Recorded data
########################################

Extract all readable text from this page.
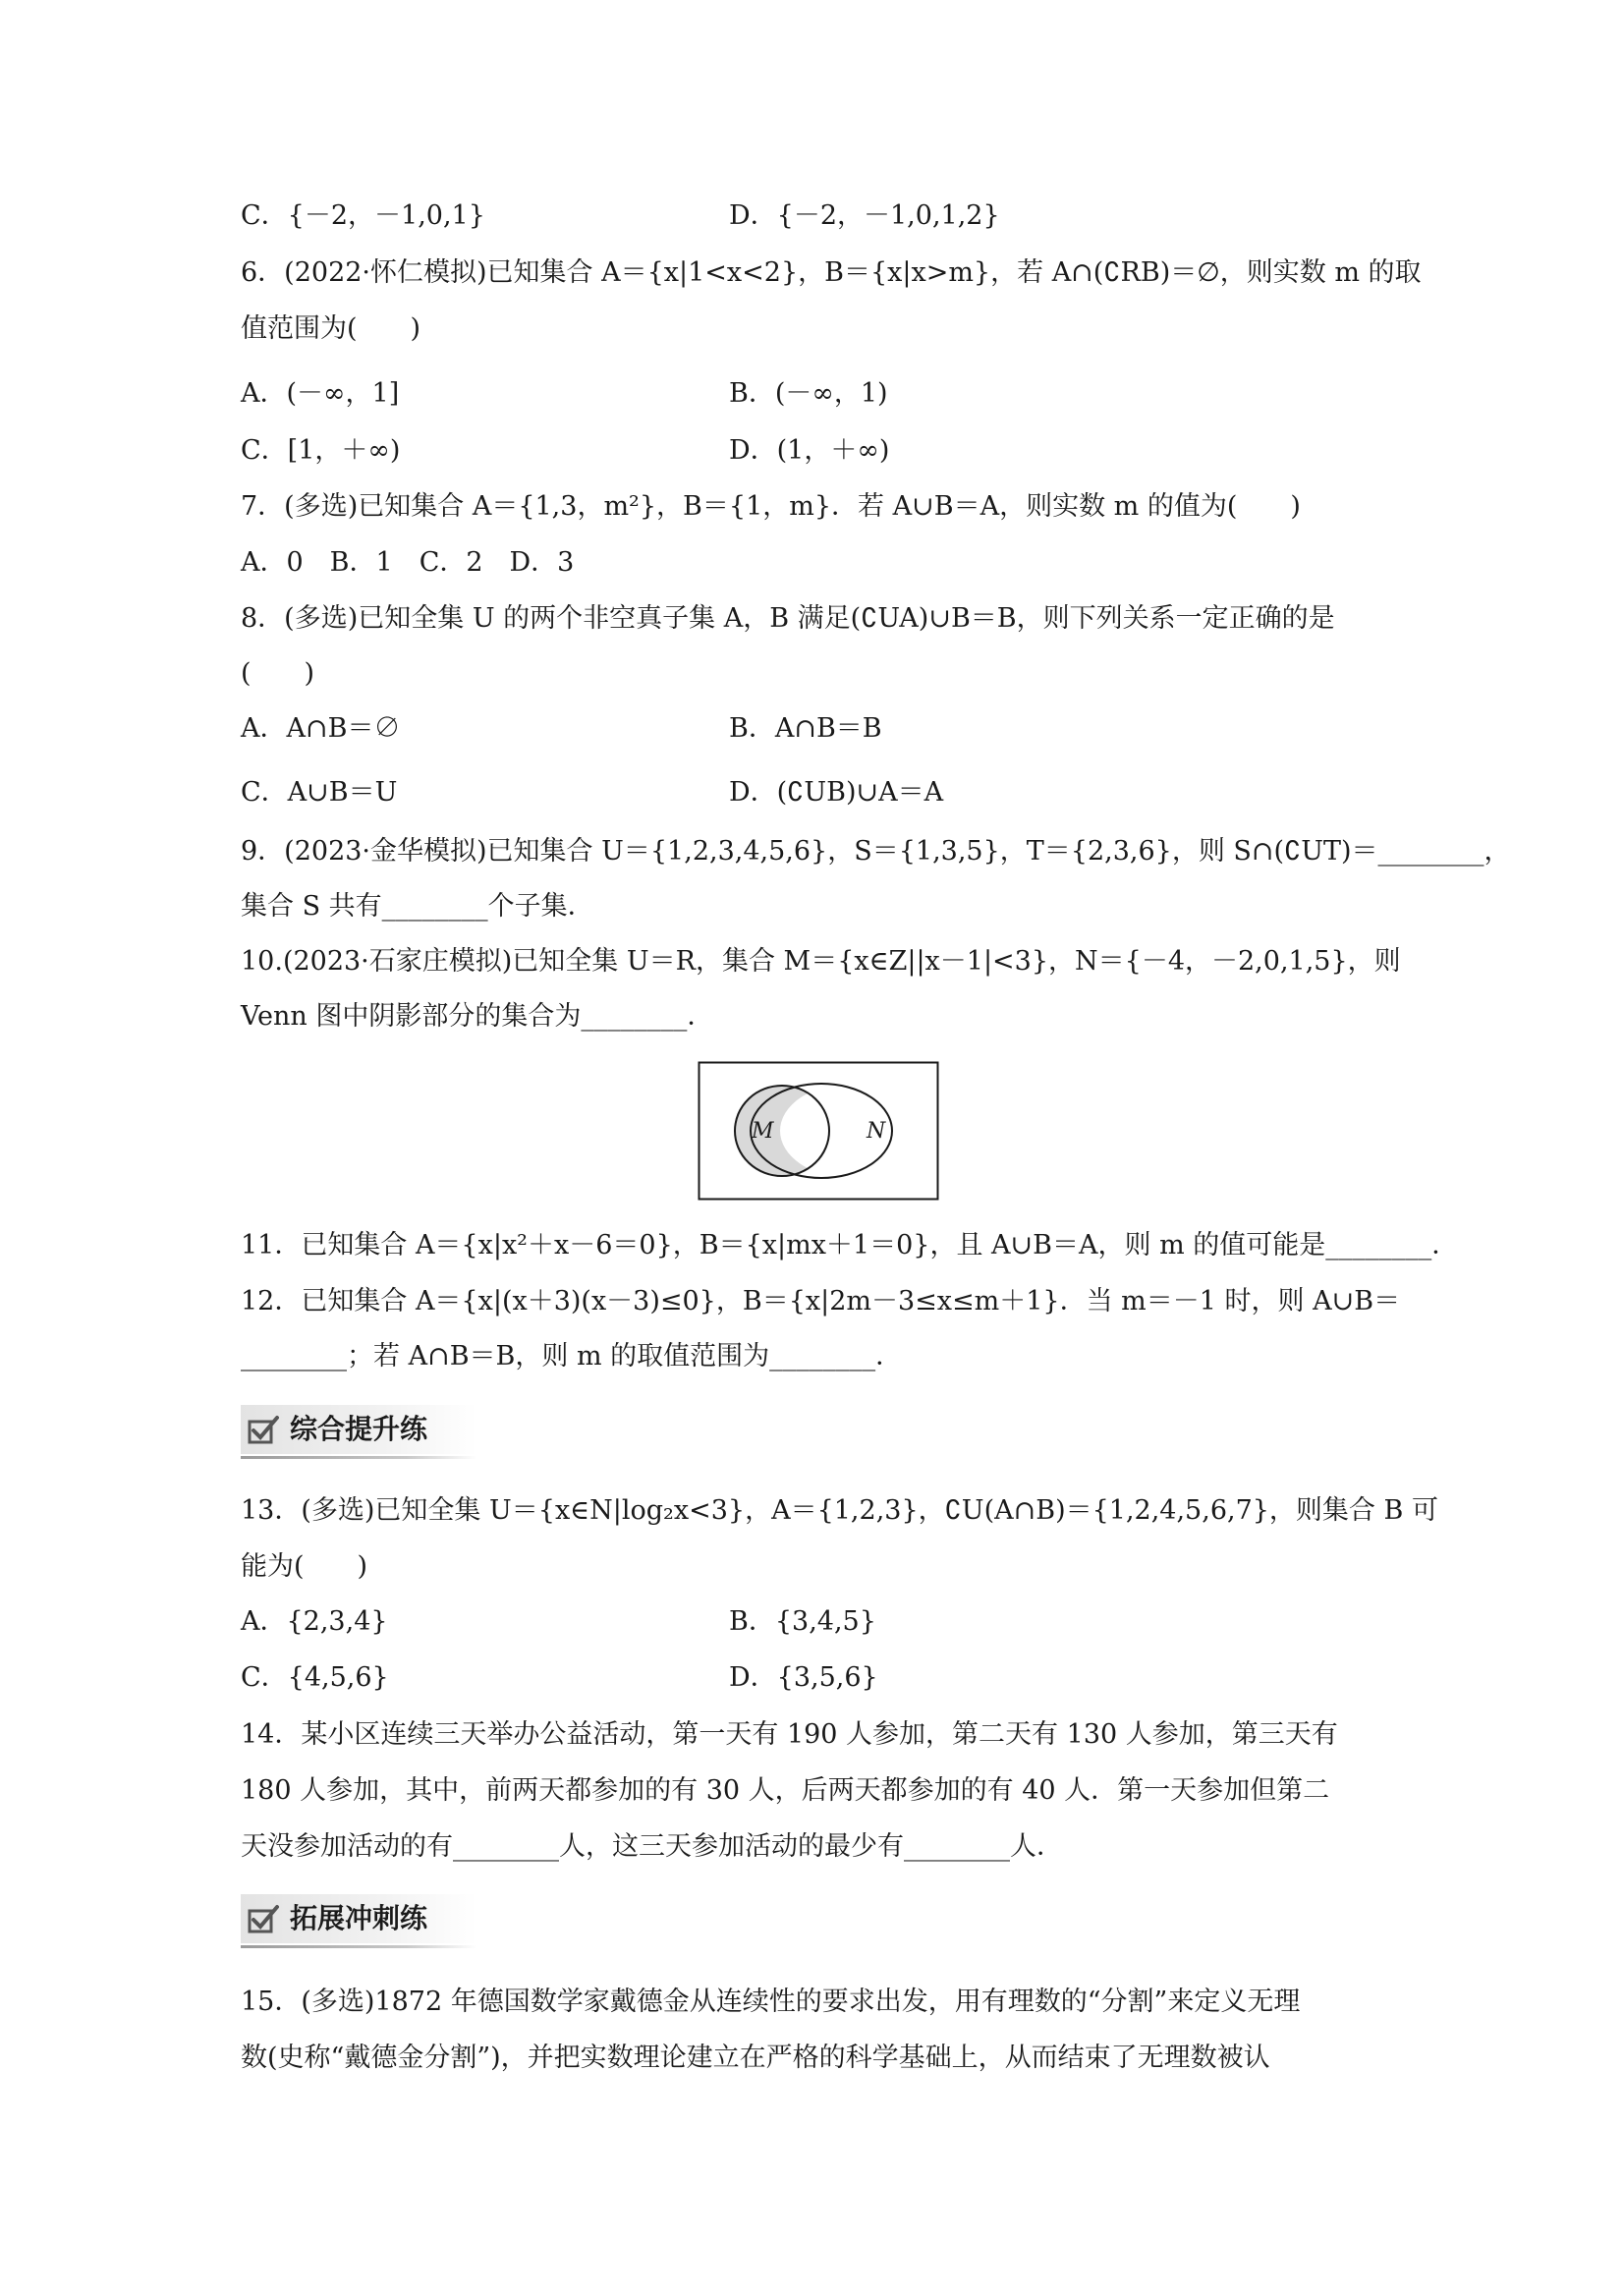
C．{－2，－1,0,1}	D．{－2，－1,0,1,2}
6．(2022·怀仁模拟)已知集合 A＝{x|1<x<2}，B＝{x|x>m}，若 A∩(∁RB)＝∅，则实数 m 的取
值范围为(　　)
A．(－∞，1]	B．(－∞，1)
C．[1，＋∞)	D．(1，＋∞)
7．(多选)已知集合 A＝{1,3，m²}，B＝{1，m}．若 A∪B＝A，则实数 m 的值为(　　)
A．0　B．1　C．2　D．3
8．(多选)已知全集 U 的两个非空真子集 A，B 满足(∁UA)∪B＝B，则下列关系一定正确的是
(　　)
A．A∩B＝∅	B．A∩B＝B
C．A∪B＝U	D．(∁UB)∪A＝A
9．(2023·金华模拟)已知集合 U＝{1,2,3,4,5,6}，S＝{1,3,5}，T＝{2,3,6}，则 S∩(∁UT)＝________，
集合 S 共有________个子集．
10.(2023·石家庄模拟)已知全集 U＝R，集合 M＝{x∈Z||x－1|<3}，N＝{－4，－2,0,1,5}，则
Venn 图中阴影部分的集合为________．
M	N
11．已知集合 A＝{x|x²＋x－6＝0}，B＝{x|mx＋1＝0}，且 A∪B＝A，则 m 的值可能是________．
12．已知集合 A＝{x|(x＋3)(x－3)≤0}，B＝{x|2m－3≤x≤m＋1}．当 m＝－1 时，则 A∪B＝
________；若 A∩B＝B，则 m 的取值范围为________．
综合提升练
13．(多选)已知全集 U＝{x∈N|log₂x<3}，A＝{1,2,3}，∁U(A∩B)＝{1,2,4,5,6,7}，则集合 B 可
能为(　　)
A．{2,3,4}	B．{3,4,5}
C．{4,5,6}	D．{3,5,6}
14．某小区连续三天举办公益活动，第一天有 190 人参加，第二天有 130 人参加，第三天有
180 人参加，其中，前两天都参加的有 30 人，后两天都参加的有 40 人．第一天参加但第二
天没参加活动的有________人，这三天参加活动的最少有________人．
拓展冲刺练
15．(多选)1872 年德国数学家戴德金从连续性的要求出发，用有理数的“分割”来定义无理
数(史称“戴德金分割”)，并把实数理论建立在严格的科学基础上，从而结束了无理数被认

########################################

JOB:
In the entries above, find every line holding the word "已知全集" and copy it out.

ANSWER TO THE TASK:
8．(多选)已知全集 U 的两个非空真子集 A，B 满足(∁UA)∪B＝B，则下列关系一定正确的是
10.(2023·石家庄模拟)已知全集 U＝R，集合 M＝{x∈Z||x－1|<3}，N＝{－4，－2,0,1,5}，则
13．(多选)已知全集 U＝{x∈N|log₂x<3}，A＝{1,2,3}，∁U(A∩B)＝{1,2,4,5,6,7}，则集合 B 可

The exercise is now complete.